Saved entries:
===
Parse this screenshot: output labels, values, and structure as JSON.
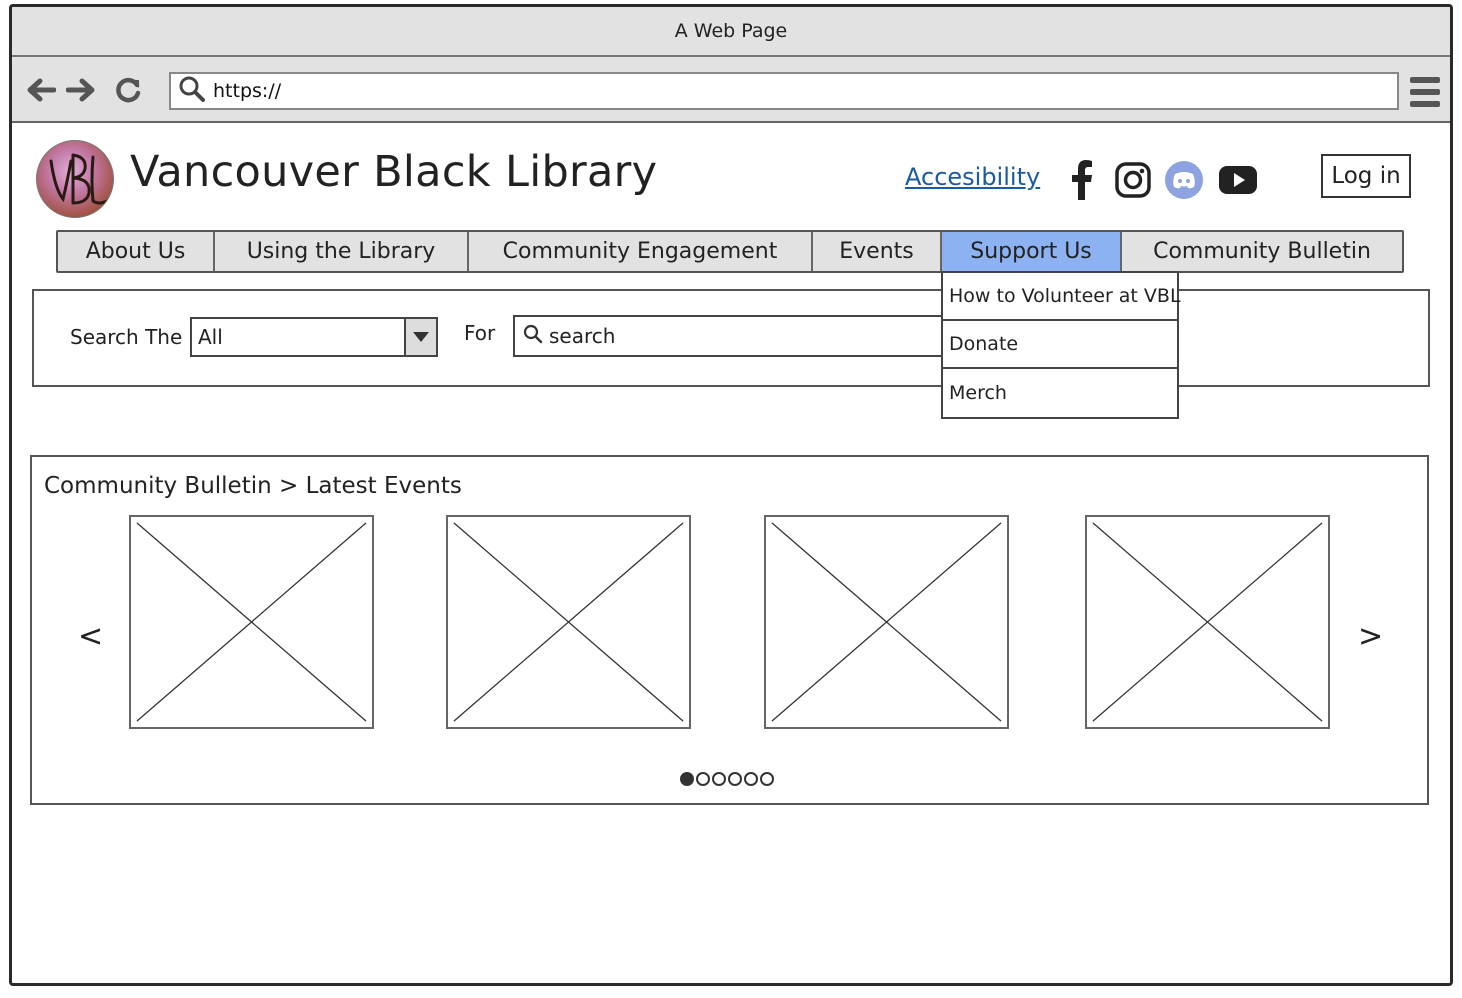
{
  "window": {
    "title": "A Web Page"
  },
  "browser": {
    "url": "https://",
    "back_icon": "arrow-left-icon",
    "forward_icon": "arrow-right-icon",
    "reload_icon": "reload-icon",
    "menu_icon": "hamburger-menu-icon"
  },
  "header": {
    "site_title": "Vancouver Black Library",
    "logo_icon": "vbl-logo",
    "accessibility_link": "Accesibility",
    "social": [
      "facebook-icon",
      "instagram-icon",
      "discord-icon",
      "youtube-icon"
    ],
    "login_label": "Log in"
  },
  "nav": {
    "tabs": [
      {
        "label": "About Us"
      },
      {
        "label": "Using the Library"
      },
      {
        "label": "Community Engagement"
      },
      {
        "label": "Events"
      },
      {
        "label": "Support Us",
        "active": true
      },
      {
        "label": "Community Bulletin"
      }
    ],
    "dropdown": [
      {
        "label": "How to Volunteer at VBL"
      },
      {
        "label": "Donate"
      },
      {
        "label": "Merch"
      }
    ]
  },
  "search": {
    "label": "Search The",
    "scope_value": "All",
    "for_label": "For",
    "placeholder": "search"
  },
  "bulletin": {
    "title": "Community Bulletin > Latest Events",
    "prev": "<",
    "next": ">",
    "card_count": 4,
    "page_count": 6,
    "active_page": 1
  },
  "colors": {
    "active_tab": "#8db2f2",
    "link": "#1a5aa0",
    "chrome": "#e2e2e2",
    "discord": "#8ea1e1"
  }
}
===
## DESCRIPTION OF THE TASK
Give the number of lines where the string "Events" occurs, without any further text.

## TASK OUTPUT
2